Ashley Philippsen is helping to lead Tulsa’s centennial effort to remember and rebuild where hundreds lost their lives.

February 19, 2020

Paula Ann Solis

Paula Ann Solis

In October 2019, HBO started streaming its superhero series Watchmen, set in Tulsa, Oklahoma. Millions of people tuned in expecting the familiar comic book clichés like capes and masked villains, which Watchmen certainly delivered. Less expected? Putting historic racism and its generational impacts at the center of a superhero world.

Ashley Philippsen (Houston ’07), Tulsa’s deputy chief of community development and policy, knew not to be surprised. Watchmen’s opening scene is a 10-minute reenactment of the true-to-life 1921 Tulsa Race Massacre, when white Tulsans attacked the heart of the city’s Black business community, called Black Wall Street, with bombs, arson, and open fire. Experts believe as many as 300 Black people lost their lives. Then, the seminal event was largely erased from the historic record.

As Tulsa nears May 31, 2021, marking 100 years since the start of the massacre, Philippsen is helping to lead the city’s efforts to remember and rebuild. She’s spearheading commemorations, which will include a grant program for Tulsans to decide their own meaningful ways not to simply remember the massacre but also propose ways to dissolve its consequences.

Some Tulsans would prefer their city not dwell on the tragedy, says Philippsen, who previously led LEAD North, a leadership development program aimed at cultivating ideas to contribute to the vibrant North Tulsa neighborhoods impacted by the massacre and its aftermath. But “what people tried to suppress for 100 years is getting out. The stars are aligning for this story to be elevated.”

In December 2019, two months after the launch of Watchmen, state researchers released a report finding evidence of possible mass graves of people murdered during the massacre. A public oversight committee has been formed to investigate the findings, with Philippsen leading the effort to collect genealogical records and oral histories. Tulsa’s Mayor G.T. Bynum, who hired Philippsen, has compared the committee’s work to a long-overdue “homicide investigation.”

§ WHAT IS ASKED
[1] In the Tulsa article, how many Black people do experts believe lost their lives in the 1921 massacre?
[2] Using the Tulsa article, explain why a public oversight committee was formed.
[3] Duplicate the part of the Tulsa article starting at "In October 2019, HBO" and ending at "the historic record.".
The material after the Tulsa article comes from a separate source.

§ SOURCE EXCERPT

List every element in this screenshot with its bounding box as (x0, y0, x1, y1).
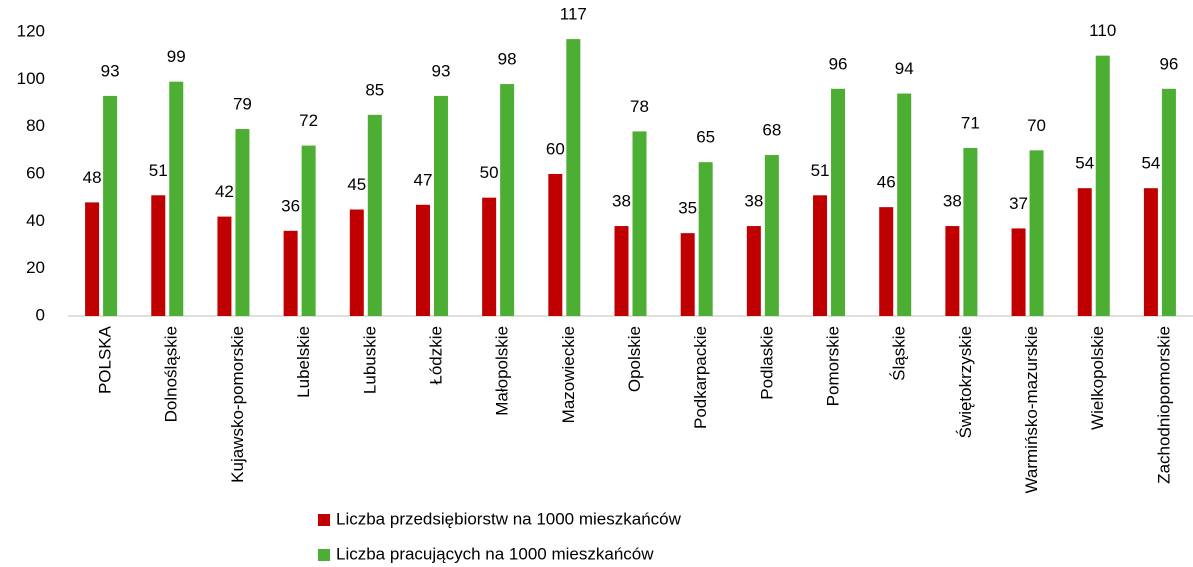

§ WRITTEN ANSWERS
[1] As many as 300.

[2] In December 2019, state researchers released a report finding evidence of possible mass graves of people murdered during the massacre. The committee was formed to investigate those findings.

[3]
In October 2019, HBO started streaming its superhero series Watchmen, set in Tulsa, Oklahoma. Millions of people tuned in expecting the familiar comic book clichés like capes and masked villains, which Watchmen certainly delivered. Less expected? Putting historic racism and its generational impacts at the center of a superhero world.

Ashley Philippsen (Houston ’07), Tulsa’s deputy chief of community development and policy, knew not to be surprised. Watchmen’s opening scene is a 10-minute reenactment of the true-to-life 1921 Tulsa Race Massacre, when white Tulsans attacked the heart of the city’s Black business community, called Black Wall Street, with bombs, arson, and open fire. Experts believe as many as 300 Black people lost their lives. Then, the seminal event was largely erased from the historic record.